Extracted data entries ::
──────────────────────────────

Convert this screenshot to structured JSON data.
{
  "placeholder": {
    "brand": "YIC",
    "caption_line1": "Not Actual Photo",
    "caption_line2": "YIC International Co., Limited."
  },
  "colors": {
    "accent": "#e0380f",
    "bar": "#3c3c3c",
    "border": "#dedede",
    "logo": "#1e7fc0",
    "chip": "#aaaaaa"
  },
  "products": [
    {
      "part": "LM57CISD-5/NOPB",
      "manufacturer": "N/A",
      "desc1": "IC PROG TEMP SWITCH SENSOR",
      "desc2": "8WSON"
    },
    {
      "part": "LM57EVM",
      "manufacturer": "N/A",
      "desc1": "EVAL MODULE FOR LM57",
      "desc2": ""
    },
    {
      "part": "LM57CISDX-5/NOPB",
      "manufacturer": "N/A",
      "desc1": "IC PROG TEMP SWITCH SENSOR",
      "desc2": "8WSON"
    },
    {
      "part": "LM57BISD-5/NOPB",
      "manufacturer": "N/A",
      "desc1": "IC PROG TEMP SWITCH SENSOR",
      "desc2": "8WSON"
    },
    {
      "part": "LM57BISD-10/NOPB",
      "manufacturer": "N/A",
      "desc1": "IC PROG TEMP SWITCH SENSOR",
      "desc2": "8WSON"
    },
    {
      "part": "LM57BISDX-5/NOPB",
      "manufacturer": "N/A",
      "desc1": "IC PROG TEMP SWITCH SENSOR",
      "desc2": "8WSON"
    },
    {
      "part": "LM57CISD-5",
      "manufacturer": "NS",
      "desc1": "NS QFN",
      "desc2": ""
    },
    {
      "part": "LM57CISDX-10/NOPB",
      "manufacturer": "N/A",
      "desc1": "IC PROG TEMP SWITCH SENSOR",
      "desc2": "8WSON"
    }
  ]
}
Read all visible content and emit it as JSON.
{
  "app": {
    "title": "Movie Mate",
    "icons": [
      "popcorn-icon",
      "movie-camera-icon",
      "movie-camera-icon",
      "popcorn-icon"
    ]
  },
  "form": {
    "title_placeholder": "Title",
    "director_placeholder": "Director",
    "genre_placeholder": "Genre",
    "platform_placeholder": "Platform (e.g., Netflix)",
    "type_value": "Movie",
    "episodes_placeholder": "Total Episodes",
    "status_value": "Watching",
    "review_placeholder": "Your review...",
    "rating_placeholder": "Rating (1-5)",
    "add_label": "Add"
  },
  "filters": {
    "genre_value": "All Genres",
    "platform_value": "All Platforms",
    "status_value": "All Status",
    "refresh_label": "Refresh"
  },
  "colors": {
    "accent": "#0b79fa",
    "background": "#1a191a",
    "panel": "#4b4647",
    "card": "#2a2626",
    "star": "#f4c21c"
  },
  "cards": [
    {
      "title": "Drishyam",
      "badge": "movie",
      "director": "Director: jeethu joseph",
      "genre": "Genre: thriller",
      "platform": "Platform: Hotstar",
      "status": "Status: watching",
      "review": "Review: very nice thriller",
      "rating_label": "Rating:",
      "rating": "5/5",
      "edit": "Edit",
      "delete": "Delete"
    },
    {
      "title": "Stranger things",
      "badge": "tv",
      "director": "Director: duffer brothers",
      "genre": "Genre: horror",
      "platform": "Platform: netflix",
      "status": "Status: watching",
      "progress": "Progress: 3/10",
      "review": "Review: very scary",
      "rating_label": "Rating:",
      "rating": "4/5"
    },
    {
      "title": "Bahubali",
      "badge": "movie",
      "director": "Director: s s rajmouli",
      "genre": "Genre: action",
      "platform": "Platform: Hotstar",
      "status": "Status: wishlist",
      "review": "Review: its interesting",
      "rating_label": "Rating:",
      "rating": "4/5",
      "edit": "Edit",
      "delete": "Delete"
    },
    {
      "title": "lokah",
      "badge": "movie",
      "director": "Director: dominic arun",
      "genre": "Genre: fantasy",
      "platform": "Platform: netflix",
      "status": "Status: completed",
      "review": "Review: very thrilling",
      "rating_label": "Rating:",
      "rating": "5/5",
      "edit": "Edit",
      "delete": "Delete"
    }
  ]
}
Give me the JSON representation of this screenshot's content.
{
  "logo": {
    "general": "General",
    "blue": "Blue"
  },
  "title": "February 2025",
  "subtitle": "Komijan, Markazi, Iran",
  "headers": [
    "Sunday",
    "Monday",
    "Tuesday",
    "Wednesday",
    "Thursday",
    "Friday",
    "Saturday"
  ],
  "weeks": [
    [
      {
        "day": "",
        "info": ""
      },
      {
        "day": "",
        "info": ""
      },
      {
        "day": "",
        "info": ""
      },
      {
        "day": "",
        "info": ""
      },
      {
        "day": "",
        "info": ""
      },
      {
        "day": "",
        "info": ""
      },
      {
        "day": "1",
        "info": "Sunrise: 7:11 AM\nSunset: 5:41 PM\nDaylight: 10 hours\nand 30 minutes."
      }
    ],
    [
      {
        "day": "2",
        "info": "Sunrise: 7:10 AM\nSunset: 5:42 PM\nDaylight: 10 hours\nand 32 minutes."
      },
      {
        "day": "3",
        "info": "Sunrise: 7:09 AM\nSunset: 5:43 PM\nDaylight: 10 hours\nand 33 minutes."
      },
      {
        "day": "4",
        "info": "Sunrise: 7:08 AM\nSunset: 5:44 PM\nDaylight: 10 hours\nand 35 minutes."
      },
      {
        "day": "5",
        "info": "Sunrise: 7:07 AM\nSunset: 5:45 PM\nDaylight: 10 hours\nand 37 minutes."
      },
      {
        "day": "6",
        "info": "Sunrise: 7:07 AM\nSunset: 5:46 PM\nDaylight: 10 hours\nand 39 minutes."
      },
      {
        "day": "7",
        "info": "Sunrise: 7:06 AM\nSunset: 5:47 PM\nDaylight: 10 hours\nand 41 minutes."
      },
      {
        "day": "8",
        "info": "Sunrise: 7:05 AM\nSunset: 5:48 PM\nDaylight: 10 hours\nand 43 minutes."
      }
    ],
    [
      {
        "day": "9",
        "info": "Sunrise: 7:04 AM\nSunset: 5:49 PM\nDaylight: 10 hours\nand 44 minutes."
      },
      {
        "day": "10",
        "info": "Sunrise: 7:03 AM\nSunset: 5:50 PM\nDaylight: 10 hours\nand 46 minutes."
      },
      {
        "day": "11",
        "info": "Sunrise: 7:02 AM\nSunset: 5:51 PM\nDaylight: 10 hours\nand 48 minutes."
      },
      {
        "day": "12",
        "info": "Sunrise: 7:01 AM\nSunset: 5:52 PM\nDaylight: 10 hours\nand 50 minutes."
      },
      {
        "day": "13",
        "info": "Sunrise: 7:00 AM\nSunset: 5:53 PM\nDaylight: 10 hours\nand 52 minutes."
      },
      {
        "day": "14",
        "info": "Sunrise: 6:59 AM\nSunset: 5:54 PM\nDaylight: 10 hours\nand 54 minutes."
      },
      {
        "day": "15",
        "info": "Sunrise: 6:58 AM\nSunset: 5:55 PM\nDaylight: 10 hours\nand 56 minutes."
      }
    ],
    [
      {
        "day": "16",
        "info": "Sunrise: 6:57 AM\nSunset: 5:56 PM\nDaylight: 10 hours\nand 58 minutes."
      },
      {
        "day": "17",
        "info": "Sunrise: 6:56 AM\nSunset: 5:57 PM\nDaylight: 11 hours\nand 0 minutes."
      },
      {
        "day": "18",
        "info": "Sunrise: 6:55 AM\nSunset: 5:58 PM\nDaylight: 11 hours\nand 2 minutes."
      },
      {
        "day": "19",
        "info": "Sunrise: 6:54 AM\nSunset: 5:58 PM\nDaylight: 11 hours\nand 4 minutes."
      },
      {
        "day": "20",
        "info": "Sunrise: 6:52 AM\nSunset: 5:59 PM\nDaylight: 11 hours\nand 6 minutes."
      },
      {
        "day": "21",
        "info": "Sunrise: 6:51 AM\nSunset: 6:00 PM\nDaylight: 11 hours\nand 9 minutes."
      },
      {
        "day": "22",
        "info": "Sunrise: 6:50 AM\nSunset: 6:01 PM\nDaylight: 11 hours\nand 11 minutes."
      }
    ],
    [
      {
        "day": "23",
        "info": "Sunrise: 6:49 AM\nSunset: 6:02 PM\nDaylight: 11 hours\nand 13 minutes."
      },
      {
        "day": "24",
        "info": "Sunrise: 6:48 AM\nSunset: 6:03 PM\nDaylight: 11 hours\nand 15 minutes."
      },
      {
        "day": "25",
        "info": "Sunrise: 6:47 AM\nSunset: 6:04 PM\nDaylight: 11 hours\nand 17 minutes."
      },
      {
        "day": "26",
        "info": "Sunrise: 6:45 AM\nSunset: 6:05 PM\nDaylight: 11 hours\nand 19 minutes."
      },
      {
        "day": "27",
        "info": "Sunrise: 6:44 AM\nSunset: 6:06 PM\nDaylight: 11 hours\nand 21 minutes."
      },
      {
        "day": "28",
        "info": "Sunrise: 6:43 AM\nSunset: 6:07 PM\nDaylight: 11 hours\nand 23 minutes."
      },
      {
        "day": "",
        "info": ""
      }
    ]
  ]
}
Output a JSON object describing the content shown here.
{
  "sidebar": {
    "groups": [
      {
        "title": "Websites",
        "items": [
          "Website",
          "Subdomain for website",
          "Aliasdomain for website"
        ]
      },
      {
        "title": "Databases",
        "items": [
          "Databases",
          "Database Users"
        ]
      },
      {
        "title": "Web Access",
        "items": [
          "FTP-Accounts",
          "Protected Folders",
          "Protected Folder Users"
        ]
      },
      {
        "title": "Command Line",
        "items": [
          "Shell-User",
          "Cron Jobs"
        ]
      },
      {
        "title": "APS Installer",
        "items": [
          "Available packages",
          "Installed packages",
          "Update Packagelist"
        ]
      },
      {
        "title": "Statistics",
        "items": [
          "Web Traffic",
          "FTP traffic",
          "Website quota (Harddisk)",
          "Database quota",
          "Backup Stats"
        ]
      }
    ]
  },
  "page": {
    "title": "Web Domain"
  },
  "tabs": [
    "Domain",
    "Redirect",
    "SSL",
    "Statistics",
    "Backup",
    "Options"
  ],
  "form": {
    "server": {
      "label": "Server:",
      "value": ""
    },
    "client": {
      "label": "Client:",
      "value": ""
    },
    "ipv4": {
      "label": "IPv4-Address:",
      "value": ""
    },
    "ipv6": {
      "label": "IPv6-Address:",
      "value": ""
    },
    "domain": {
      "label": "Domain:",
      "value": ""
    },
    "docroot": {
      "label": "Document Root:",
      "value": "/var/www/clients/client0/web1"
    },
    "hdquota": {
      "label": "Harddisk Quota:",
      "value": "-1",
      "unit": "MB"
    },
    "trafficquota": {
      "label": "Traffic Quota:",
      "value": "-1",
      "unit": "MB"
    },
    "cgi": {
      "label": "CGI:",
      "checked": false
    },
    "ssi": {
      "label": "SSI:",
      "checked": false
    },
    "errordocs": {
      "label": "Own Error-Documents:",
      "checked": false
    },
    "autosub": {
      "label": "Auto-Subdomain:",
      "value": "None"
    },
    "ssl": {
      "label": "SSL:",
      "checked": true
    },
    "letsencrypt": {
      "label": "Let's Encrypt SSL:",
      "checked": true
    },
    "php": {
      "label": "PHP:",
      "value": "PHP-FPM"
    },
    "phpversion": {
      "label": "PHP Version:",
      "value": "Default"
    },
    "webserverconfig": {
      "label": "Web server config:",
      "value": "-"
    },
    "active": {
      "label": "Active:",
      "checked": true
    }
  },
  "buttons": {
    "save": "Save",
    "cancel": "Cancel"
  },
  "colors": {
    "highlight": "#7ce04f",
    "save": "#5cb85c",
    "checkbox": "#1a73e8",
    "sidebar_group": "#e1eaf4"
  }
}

──────────────────────────────

YOUR OBJECTIVE ::
Go through the records above and copy every line with the word "screenshot".

EXPECTED OUTPUT ::
Convert this screenshot to structured JSON data.
Give me the JSON representation of this screenshot's content.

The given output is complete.